**Stated task**
Every line below is to be quoted exactly, with nothing added or dropped.
==== Recorded information
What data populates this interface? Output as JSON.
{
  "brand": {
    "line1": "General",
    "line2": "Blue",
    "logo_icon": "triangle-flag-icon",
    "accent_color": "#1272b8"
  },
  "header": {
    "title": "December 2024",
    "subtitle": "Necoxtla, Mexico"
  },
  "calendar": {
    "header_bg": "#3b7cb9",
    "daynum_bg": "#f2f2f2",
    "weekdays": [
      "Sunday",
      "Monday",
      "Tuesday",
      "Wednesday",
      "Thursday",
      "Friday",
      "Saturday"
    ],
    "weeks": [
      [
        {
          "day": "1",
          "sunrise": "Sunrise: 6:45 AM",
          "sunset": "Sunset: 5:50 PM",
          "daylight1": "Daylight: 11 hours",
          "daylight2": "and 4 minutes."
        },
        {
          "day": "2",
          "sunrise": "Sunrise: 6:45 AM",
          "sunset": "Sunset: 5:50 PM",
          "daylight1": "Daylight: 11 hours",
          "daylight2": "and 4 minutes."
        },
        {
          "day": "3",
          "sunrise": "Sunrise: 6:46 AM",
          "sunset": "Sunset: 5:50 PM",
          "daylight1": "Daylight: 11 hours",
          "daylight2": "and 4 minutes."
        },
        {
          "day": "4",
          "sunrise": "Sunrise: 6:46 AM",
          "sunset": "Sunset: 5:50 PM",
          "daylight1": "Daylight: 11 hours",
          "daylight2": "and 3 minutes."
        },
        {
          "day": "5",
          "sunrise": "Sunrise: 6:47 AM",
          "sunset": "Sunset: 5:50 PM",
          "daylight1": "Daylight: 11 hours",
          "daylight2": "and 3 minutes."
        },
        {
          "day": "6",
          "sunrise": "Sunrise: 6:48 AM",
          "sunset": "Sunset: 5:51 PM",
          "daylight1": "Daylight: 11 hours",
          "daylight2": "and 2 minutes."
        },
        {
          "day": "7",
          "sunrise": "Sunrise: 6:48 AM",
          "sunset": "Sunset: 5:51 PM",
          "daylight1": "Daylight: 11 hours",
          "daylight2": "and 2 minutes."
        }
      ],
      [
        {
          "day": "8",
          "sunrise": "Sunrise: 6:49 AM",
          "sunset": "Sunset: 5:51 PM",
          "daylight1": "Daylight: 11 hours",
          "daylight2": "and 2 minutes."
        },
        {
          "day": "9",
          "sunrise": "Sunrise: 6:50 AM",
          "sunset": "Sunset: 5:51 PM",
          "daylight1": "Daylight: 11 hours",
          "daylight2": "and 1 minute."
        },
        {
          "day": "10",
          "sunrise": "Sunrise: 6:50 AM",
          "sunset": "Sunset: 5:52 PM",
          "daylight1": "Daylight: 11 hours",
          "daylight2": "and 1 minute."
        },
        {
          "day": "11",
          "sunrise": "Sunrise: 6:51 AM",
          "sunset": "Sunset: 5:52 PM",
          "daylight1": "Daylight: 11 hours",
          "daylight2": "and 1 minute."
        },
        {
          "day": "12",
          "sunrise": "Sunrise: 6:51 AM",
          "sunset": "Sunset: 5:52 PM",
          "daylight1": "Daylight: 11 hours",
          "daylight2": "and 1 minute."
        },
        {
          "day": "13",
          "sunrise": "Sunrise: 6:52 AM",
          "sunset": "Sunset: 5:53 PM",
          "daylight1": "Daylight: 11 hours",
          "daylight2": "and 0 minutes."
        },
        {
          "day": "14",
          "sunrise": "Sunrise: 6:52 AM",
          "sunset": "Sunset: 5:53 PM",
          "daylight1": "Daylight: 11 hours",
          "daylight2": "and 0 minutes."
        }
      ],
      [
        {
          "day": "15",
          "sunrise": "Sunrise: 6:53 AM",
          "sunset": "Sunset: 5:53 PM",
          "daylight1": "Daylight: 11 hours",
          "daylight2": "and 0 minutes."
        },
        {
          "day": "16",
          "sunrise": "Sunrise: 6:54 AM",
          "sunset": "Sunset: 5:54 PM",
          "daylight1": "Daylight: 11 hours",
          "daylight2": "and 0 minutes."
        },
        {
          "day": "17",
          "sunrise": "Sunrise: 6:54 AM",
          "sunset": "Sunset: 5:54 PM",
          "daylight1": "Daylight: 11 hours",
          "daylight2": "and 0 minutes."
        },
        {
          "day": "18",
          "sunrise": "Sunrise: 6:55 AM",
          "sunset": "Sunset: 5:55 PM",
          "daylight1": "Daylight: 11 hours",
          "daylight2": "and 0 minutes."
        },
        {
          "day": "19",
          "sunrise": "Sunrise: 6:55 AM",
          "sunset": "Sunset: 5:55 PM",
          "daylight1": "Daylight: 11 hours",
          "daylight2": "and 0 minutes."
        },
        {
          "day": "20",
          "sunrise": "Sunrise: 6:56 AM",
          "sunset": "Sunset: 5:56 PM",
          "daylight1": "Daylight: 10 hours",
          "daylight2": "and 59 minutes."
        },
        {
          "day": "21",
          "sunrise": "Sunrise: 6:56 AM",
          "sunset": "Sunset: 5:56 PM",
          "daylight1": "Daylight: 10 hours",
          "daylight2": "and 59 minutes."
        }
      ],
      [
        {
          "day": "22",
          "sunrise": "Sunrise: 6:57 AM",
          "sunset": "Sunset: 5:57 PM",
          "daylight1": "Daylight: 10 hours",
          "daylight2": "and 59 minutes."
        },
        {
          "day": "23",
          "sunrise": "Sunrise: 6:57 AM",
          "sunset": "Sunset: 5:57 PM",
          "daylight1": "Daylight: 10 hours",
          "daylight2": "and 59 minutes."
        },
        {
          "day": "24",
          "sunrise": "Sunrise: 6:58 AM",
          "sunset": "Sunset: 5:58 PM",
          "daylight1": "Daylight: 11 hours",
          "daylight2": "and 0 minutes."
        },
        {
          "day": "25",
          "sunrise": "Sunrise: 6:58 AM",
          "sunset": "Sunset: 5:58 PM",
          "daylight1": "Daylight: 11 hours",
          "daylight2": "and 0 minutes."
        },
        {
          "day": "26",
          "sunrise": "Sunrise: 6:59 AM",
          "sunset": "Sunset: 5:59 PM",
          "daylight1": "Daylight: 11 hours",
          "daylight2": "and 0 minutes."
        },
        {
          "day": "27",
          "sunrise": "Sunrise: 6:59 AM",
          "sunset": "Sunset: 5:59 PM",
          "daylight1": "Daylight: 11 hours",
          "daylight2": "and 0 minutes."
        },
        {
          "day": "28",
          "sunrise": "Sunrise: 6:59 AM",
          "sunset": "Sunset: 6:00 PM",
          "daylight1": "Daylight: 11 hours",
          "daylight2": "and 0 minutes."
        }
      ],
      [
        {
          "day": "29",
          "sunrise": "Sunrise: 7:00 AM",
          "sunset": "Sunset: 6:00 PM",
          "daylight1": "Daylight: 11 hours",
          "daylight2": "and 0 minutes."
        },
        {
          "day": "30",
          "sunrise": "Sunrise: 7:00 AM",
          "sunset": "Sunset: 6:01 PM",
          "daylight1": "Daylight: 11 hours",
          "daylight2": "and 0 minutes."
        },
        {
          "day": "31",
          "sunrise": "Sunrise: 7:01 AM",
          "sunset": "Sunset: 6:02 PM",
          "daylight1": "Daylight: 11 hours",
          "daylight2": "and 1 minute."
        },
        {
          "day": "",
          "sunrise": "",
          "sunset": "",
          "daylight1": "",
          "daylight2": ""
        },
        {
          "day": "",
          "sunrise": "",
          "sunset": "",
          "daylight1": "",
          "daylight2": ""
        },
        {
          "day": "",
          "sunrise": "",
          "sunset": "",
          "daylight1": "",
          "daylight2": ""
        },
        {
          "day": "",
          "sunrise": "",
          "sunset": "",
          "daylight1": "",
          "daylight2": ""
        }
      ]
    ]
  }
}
========
**The reply**
What data populates this interface? Output as JSON.
{
  "brand": {
    "line1": "General",
    "line2": "Blue",
    "logo_icon": "triangle-flag-icon",
    "accent_color": "#1272b8"
  },
  "header": {
    "title": "December 2024",
    "subtitle": "Necoxtla, Mexico"
  },
  "calendar": {
    "header_bg": "#3b7cb9",
    "daynum_bg": "#f2f2f2",
    "weekdays": [
      "Sunday",
      "Monday",
      "Tuesday",
      "Wednesday",
      "Thursday",
      "Friday",
      "Saturday"
    ],
    "weeks": [
      [
        {
          "day": "1",
          "sunrise": "Sunrise: 6:45 AM",
          "sunset": "Sunset: 5:50 PM",
          "daylight1": "Daylight: 11 hours",
          "daylight2": "and 4 minutes."
        },
        {
          "day": "2",
          "sunrise": "Sunrise: 6:45 AM",
          "sunset": "Sunset: 5:50 PM",
          "daylight1": "Daylight: 11 hours",
          "daylight2": "and 4 minutes."
        },
        {
          "day": "3",
          "sunrise": "Sunrise: 6:46 AM",
          "sunset": "Sunset: 5:50 PM",
          "daylight1": "Daylight: 11 hours",
          "daylight2": "and 4 minutes."
        },
        {
          "day": "4",
          "sunrise": "Sunrise: 6:46 AM",
          "sunset": "Sunset: 5:50 PM",
          "daylight1": "Daylight: 11 hours",
          "daylight2": "and 3 minutes."
        },
        {
          "day": "5",
          "sunrise": "Sunrise: 6:47 AM",
          "sunset": "Sunset: 5:50 PM",
          "daylight1": "Daylight: 11 hours",
          "daylight2": "and 3 minutes."
        },
        {
          "day": "6",
          "sunrise": "Sunrise: 6:48 AM",
          "sunset": "Sunset: 5:51 PM",
          "daylight1": "Daylight: 11 hours",
          "daylight2": "and 2 minutes."
        },
        {
          "day": "7",
          "sunrise": "Sunrise: 6:48 AM",
          "sunset": "Sunset: 5:51 PM",
          "daylight1": "Daylight: 11 hours",
          "daylight2": "and 2 minutes."
        }
      ],
      [
        {
          "day": "8",
          "sunrise": "Sunrise: 6:49 AM",
          "sunset": "Sunset: 5:51 PM",
          "daylight1": "Daylight: 11 hours",
          "daylight2": "and 2 minutes."
        },
        {
          "day": "9",
          "sunrise": "Sunrise: 6:50 AM",
          "sunset": "Sunset: 5:51 PM",
          "daylight1": "Daylight: 11 hours",
          "daylight2": "and 1 minute."
        },
        {
          "day": "10",
          "sunrise": "Sunrise: 6:50 AM",
          "sunset": "Sunset: 5:52 PM",
          "daylight1": "Daylight: 11 hours",
          "daylight2": "and 1 minute."
        },
        {
          "day": "11",
          "sunrise": "Sunrise: 6:51 AM",
          "sunset": "Sunset: 5:52 PM",
          "daylight1": "Daylight: 11 hours",
          "daylight2": "and 1 minute."
        },
        {
          "day": "12",
          "sunrise": "Sunrise: 6:51 AM",
          "sunset": "Sunset: 5:52 PM",
          "daylight1": "Daylight: 11 hours",
          "daylight2": "and 1 minute."
        },
        {
          "day": "13",
          "sunrise": "Sunrise: 6:52 AM",
          "sunset": "Sunset: 5:53 PM",
          "daylight1": "Daylight: 11 hours",
          "daylight2": "and 0 minutes."
        },
        {
          "day": "14",
          "sunrise": "Sunrise: 6:52 AM",
          "sunset": "Sunset: 5:53 PM",
          "daylight1": "Daylight: 11 hours",
          "daylight2": "and 0 minutes."
        }
      ],
      [
        {
          "day": "15",
          "sunrise": "Sunrise: 6:53 AM",
          "sunset": "Sunset: 5:53 PM",
          "daylight1": "Daylight: 11 hours",
          "daylight2": "and 0 minutes."
        },
        {
          "day": "16",
          "sunrise": "Sunrise: 6:54 AM",
          "sunset": "Sunset: 5:54 PM",
          "daylight1": "Daylight: 11 hours",
          "daylight2": "and 0 minutes."
        },
        {
          "day": "17",
          "sunrise": "Sunrise: 6:54 AM",
          "sunset": "Sunset: 5:54 PM",
          "daylight1": "Daylight: 11 hours",
          "daylight2": "and 0 minutes."
        },
        {
          "day": "18",
          "sunrise": "Sunrise: 6:55 AM",
          "sunset": "Sunset: 5:55 PM",
          "daylight1": "Daylight: 11 hours",
          "daylight2": "and 0 minutes."
        },
        {
          "day": "19",
          "sunrise": "Sunrise: 6:55 AM",
          "sunset": "Sunset: 5:55 PM",
          "daylight1": "Daylight: 11 hours",
          "daylight2": "and 0 minutes."
        },
        {
          "day": "20",
          "sunrise": "Sunrise: 6:56 AM",
          "sunset": "Sunset: 5:56 PM",
          "daylight1": "Daylight: 10 hours",
          "daylight2": "and 59 minutes."
        },
        {
          "day": "21",
          "sunrise": "Sunrise: 6:56 AM",
          "sunset": "Sunset: 5:56 PM",
          "daylight1": "Daylight: 10 hours",
          "daylight2": "and 59 minutes."
        }
      ],
      [
        {
          "day": "22",
          "sunrise": "Sunrise: 6:57 AM",
          "sunset": "Sunset: 5:57 PM",
          "daylight1": "Daylight: 10 hours",
          "daylight2": "and 59 minutes."
        },
        {
          "day": "23",
          "sunrise": "Sunrise: 6:57 AM",
          "sunset": "Sunset: 5:57 PM",
          "daylight1": "Daylight: 10 hours",
          "daylight2": "and 59 minutes."
        },
        {
          "day": "24",
          "sunrise": "Sunrise: 6:58 AM",
          "sunset": "Sunset: 5:58 PM",
          "daylight1": "Daylight: 11 hours",
          "daylight2": "and 0 minutes."
        },
        {
          "day": "25",
          "sunrise": "Sunrise: 6:58 AM",
          "sunset": "Sunset: 5:58 PM",
          "daylight1": "Daylight: 11 hours",
          "daylight2": "and 0 minutes."
        },
        {
          "day": "26",
          "sunrise": "Sunrise: 6:59 AM",
          "sunset": "Sunset: 5:59 PM",
          "daylight1": "Daylight: 11 hours",
          "daylight2": "and 0 minutes."
        },
        {
          "day": "27",
          "sunrise": "Sunrise: 6:59 AM",
          "sunset": "Sunset: 5:59 PM",
          "daylight1": "Daylight: 11 hours",
          "daylight2": "and 0 minutes."
        },
        {
          "day": "28",
          "sunrise": "Sunrise: 6:59 AM",
          "sunset": "Sunset: 6:00 PM",
          "daylight1": "Daylight: 11 hours",
          "daylight2": "and 0 minutes."
        }
      ],
      [
        {
          "day": "29",
          "sunrise": "Sunrise: 7:00 AM",
          "sunset": "Sunset: 6:00 PM",
          "daylight1": "Daylight: 11 hours",
          "daylight2": "and 0 minutes."
        },
        {
          "day": "30",
          "sunrise": "Sunrise: 7:00 AM",
          "sunset": "Sunset: 6:01 PM",
          "daylight1": "Daylight: 11 hours",
          "daylight2": "and 0 minutes."
        },
        {
          "day": "31",
          "sunrise": "Sunrise: 7:01 AM",
          "sunset": "Sunset: 6:02 PM",
          "daylight1": "Daylight: 11 hours",
          "daylight2": "and 1 minute."
        },
        {
          "day": "",
          "sunrise": "",
          "sunset": "",
          "daylight1": "",
          "daylight2": ""
        },
        {
          "day": "",
          "sunrise": "",
          "sunset": "",
          "daylight1": "",
          "daylight2": ""
        },
        {
          "day": "",
          "sunrise": "",
          "sunset": "",
          "daylight1": "",
          "daylight2": ""
        },
        {
          "day": "",
          "sunrise": "",
          "sunset": "",
          "daylight1": "",
          "daylight2": ""
        }
      ]
    ]
  }
}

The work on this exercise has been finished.